_Your instructions_
What follows is a set of records; repeat all of them exactly.

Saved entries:
☆ ☆ ☆
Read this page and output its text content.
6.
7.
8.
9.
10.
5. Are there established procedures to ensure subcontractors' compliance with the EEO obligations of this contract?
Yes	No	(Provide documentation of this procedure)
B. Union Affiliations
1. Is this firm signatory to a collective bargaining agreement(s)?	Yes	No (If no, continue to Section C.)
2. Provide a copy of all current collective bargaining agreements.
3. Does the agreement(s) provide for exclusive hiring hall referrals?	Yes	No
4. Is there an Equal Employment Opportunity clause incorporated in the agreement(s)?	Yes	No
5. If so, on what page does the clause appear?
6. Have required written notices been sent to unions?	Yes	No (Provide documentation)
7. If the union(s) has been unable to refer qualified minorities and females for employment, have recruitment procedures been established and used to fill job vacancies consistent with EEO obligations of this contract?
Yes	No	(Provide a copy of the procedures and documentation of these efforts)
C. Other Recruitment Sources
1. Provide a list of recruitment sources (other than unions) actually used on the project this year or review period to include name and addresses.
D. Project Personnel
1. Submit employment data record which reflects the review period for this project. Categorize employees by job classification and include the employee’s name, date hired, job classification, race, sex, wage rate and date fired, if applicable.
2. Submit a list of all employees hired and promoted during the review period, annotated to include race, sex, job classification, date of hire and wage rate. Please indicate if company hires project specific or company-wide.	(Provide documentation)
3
☆ ☆ ☆
_Exercise result_
Read this page and output its text content.
6.
7.
8.
9.
10.
5. Are there established procedures to ensure subcontractors' compliance with the EEO obligations of this contract?
Yes	No	(Provide documentation of this procedure)
B. Union Affiliations
1. Is this firm signatory to a collective bargaining agreement(s)?	Yes	No (If no, continue to Section C.)
2. Provide a copy of all current collective bargaining agreements.
3. Does the agreement(s) provide for exclusive hiring hall referrals?	Yes	No
4. Is there an Equal Employment Opportunity clause incorporated in the agreement(s)?	Yes	No
5. If so, on what page does the clause appear?
6. Have required written notices been sent to unions?	Yes	No (Provide documentation)
7. If the union(s) has been unable to refer qualified minorities and females for employment, have recruitment procedures been established and used to fill job vacancies consistent with EEO obligations of this contract?
Yes	No	(Provide a copy of the procedures and documentation of these efforts)
C. Other Recruitment Sources
1. Provide a list of recruitment sources (other than unions) actually used on the project this year or review period to include name and addresses.
D. Project Personnel
1. Submit employment data record which reflects the review period for this project. Categorize employees by job classification and include the employee’s name, date hired, job classification, race, sex, wage rate and date fired, if applicable.
2. Submit a list of all employees hired and promoted during the review period, annotated to include race, sex, job classification, date of hire and wage rate. Please indicate if company hires project specific or company-wide.	(Provide documentation)
3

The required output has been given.